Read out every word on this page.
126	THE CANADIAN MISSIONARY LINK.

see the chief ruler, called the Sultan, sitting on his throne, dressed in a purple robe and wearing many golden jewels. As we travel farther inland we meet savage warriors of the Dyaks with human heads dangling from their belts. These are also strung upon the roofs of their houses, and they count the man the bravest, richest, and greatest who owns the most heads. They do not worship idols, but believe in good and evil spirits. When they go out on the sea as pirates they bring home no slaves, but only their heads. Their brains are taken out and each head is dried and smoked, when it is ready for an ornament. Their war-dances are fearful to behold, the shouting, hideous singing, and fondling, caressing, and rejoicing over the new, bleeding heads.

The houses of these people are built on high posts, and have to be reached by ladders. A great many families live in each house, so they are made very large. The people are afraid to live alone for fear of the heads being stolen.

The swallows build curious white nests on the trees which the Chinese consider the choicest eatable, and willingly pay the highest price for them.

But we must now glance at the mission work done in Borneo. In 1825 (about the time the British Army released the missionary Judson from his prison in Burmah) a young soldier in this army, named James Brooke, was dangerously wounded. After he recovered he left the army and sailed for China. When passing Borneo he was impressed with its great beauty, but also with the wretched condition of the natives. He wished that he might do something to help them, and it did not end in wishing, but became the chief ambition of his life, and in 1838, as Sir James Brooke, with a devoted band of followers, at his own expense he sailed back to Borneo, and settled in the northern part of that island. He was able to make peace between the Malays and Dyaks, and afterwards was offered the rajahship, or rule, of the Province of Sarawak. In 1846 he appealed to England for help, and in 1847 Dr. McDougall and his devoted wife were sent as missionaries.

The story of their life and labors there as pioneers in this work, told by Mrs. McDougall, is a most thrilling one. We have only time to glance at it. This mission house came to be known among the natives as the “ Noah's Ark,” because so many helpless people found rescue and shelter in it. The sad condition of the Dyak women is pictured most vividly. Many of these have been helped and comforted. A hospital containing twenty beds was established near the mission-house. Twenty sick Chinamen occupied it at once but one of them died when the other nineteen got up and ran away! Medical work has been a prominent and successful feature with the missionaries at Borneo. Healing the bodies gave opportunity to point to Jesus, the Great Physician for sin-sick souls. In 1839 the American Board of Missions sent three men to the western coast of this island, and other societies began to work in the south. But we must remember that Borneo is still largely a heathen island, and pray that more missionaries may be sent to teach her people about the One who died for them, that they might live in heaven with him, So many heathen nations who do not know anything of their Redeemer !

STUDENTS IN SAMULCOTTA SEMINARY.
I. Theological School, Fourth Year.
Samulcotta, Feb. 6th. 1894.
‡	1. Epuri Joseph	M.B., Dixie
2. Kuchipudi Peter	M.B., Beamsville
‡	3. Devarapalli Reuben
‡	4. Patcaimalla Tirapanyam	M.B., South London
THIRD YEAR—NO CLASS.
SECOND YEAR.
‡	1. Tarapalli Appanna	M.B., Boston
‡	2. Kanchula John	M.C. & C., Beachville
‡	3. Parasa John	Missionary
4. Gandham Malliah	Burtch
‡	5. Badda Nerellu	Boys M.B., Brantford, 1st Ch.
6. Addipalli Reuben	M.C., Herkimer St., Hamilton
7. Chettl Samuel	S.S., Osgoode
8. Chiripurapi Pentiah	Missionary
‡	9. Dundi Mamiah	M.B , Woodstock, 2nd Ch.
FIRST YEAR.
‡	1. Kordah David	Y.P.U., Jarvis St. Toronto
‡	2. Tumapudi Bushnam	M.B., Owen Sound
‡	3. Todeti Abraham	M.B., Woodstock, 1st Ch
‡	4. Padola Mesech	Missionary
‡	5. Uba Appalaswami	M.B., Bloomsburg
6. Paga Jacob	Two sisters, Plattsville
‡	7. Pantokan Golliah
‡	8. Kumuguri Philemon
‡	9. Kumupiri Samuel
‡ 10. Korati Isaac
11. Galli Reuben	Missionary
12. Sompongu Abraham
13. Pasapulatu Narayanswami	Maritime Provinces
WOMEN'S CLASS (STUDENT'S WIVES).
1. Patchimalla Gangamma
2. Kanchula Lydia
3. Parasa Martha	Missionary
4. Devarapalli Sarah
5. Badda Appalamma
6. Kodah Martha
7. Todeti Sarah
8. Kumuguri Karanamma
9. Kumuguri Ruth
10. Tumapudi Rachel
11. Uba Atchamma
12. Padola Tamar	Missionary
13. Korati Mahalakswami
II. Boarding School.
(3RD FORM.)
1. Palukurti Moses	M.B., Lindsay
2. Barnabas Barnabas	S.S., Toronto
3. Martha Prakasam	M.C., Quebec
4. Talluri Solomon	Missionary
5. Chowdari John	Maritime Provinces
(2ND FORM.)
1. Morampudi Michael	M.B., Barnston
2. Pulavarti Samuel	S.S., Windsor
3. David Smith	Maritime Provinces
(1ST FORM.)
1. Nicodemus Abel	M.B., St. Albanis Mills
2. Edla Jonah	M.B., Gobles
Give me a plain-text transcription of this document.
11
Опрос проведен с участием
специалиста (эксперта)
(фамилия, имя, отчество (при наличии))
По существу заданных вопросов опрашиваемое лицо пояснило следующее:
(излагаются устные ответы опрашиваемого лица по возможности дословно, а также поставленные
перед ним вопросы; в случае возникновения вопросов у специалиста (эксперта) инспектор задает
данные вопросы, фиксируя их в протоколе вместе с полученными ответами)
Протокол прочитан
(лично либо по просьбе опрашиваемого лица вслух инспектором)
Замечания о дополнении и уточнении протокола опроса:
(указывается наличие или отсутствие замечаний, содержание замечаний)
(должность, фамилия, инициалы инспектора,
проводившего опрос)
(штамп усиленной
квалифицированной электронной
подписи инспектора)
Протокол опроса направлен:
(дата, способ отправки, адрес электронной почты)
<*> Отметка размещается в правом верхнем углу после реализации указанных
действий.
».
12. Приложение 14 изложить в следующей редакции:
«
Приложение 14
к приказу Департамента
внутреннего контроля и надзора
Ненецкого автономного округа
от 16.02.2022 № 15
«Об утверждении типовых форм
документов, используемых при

------------

## Task
Using the entries above, state how many lines include the word "Приложение", with no other words.

## Expected answer
2